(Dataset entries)
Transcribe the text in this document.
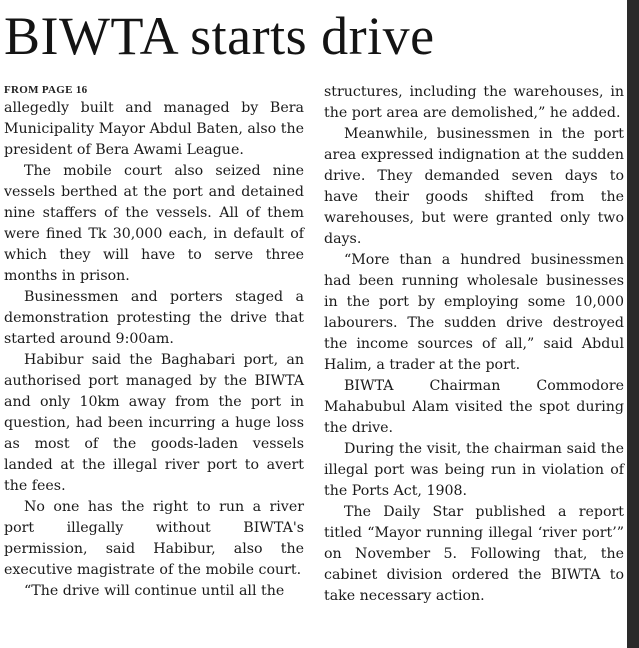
BIWTA starts drive
FROM PAGE 16

allegedly built and managed by Bera Municipality Mayor Abdul Baten, also the president of Bera Awami League.

The mobile court also seized nine vessels berthed at the port and detained nine staffers of the vessels. All of them were fined Tk 30,000 each, in default of which they will have to serve three months in prison.

Businessmen and porters staged a demonstration protesting the drive that started around 9:00am.

Habibur said the Baghabari port, an authorised port managed by the BIWTA and only 10km away from the port in question, had been incurring a huge loss as most of the goods-laden vessels landed at the illegal river port to avert the fees.

No one has the right to run a river port illegally without BIWTA's permission, said Habibur, also the executive magistrate of the mobile court.

“The drive will continue until all the

structures, including the warehouses, in the port area are demolished,” he added.

Meanwhile, businessmen in the port area expressed indignation at the sudden drive. They demanded seven days to have their goods shifted from the warehouses, but were granted only two days.

“More than a hundred businessmen had been running wholesale businesses in the port by employing some 10,000 labourers. The sudden drive destroyed the income sources of all,” said Abdul Halim, a trader at the port.

BIWTA Chairman Commodore Mahabubul Alam visited the spot during the drive.

During the visit, the chairman said the illegal port was being run in violation of the Ports Act, 1908.

The Daily Star published a report titled “Mayor running illegal ‘river port’” on November 5. Following that, the cabinet division ordered the BIWTA to take necessary action.
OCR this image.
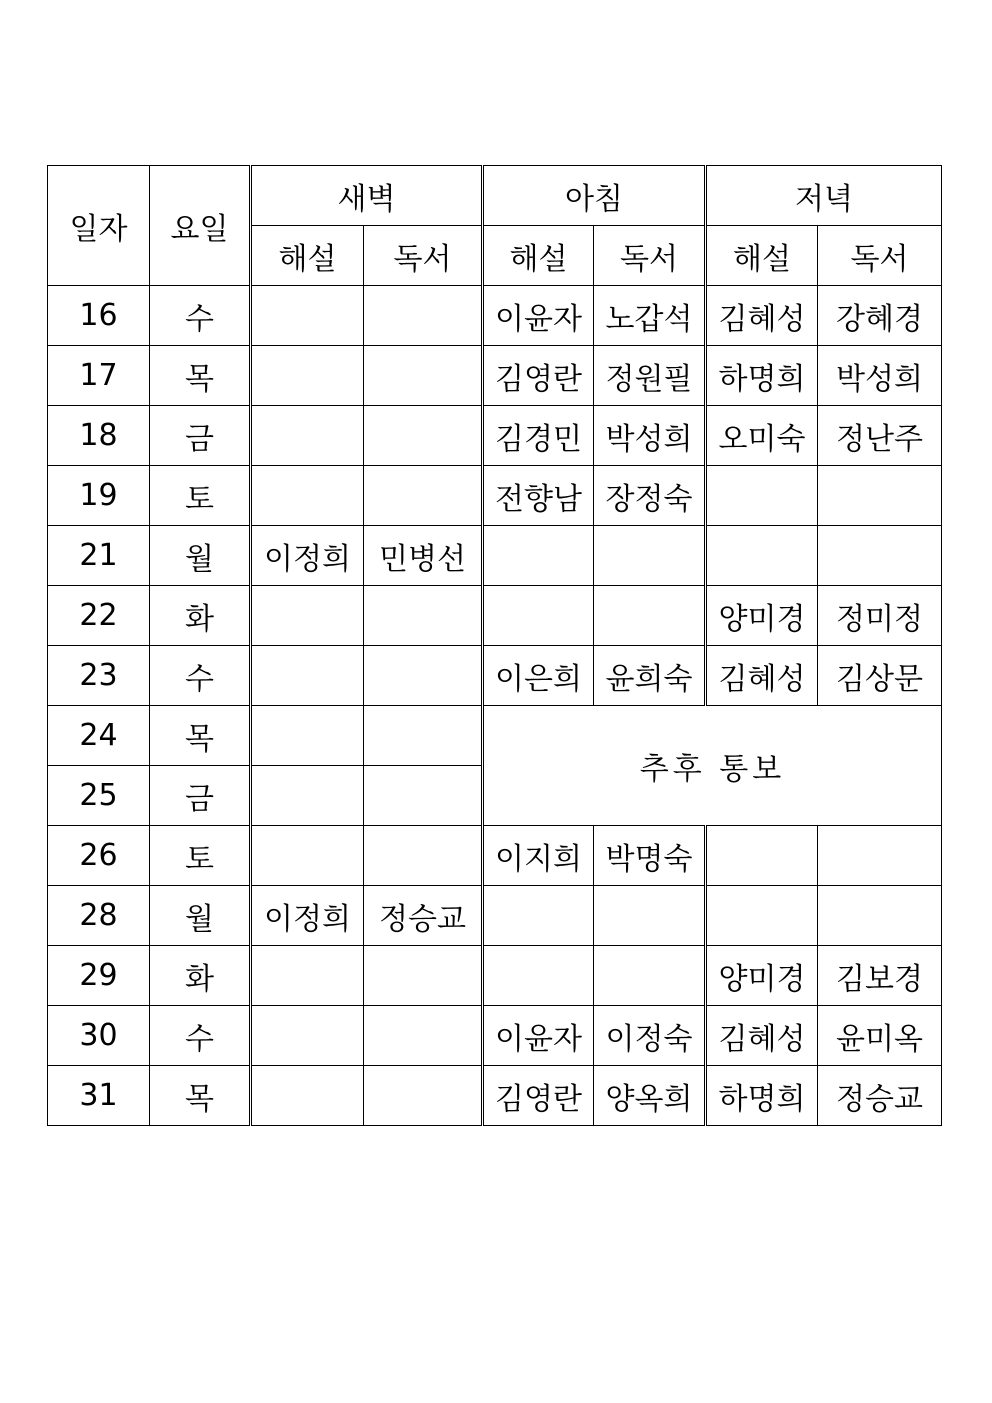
일자	요일	새벽		아침		저녁	
		해설	독서	해설	독서	해설	독서
16	수			이윤자	노갑석	김혜성	강혜경
17	목			김영란	정원필	하명희	박성희
18	금			김경민	박성희	오미숙	정난주
19	토			전향남	장정숙		
21	월	이정희	민병선				
22	화					양미경	정미정
23	수			이은희	윤희숙	김혜성	김상문
24	목			추후 통보			
25	금						
26	토			이지희	박명숙		
28	월	이정희	정승교				
29	화					양미경	김보경
30	수			이윤자	이정숙	김혜성	윤미옥
31	목			김영란	양옥희	하명희	정승교
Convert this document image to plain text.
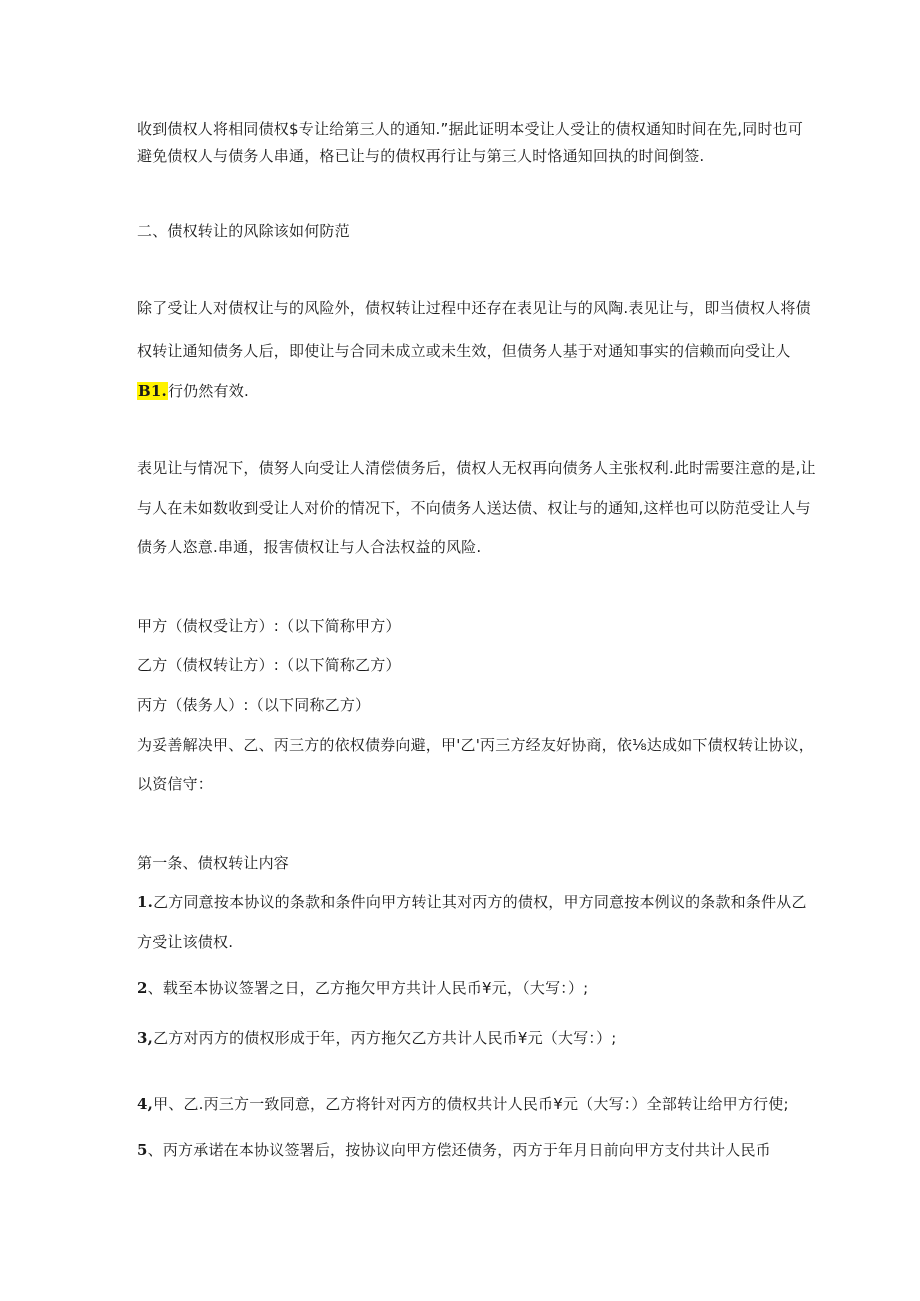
收到债权人将相同债权$专让给第三人的通知.”据此证明本受让人受让的债权通知时间在先,同时也可
避免债权人与债务人串通，格已让与的债权再行让与第三人时恪通知回执的时间倒签.
二、债权转让的风除该如何防范
除了受让人对债权让与的风险外，债权转让过程中还存在表见让与的风陶.表见让与，即当债权人将债
权转让通知债务人后，即使让与合同未成立或未生效，但债务人基于对通知事实的信赖而向受让人
B1.行仍然有效.
表见让与情况下，债努人向受让人清偿债务后，债权人无权再向债务人主张权利.此时需要注意的是,让
与人在未如数收到受让人对价的情况下，不向债务人送达债、权让与的通知,这样也可以防范受让人与
债务人恣意.串通，报害债权让与人合法权益的风险.
甲方（债权受让方）:（以下简称甲方）
乙方（债权转让方）:（以下简称乙方）
丙方（俵务人）:（以下同称乙方）
为妥善解决甲、乙、丙三方的依权债券向避，甲'乙'丙三方经友好协商，依⅛达成如下债权转让协议，
以资信守：
第一条、债权转让内容
1.乙方同意按本协议的条款和条件向甲方转让其对丙方的债权，甲方同意按本例议的条款和条件从乙
方受让该债权.
2、载至本协议签署之日，乙方拖欠甲方共计人民币¥元，（大写：）;
3,乙方对丙方的债权形成于年，丙方拖欠乙方共计人民币¥元（大写：）;
4,甲、乙.丙三方一致同意，乙方将针对丙方的债权共计人民币¥元（大写：）全部转让给甲方行使;
5、丙方承诺在本协议签署后，按协议向甲方偿还债务，丙方于年月日前向甲方支付共计人民币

Aim: Show every line in the records above that contains the word "only".

Worked solution:
Habibur said the Baghabari port, an authorised port managed by the BIWTA and only 10km away from the port in question, had been incurring a huge loss as most of the goods-laden vessels landed at the illegal river port to avert the fees.
Meanwhile, businessmen in the port area expressed indignation at the sudden drive. They demanded seven days to have their goods shifted from the warehouses, but were granted only two days.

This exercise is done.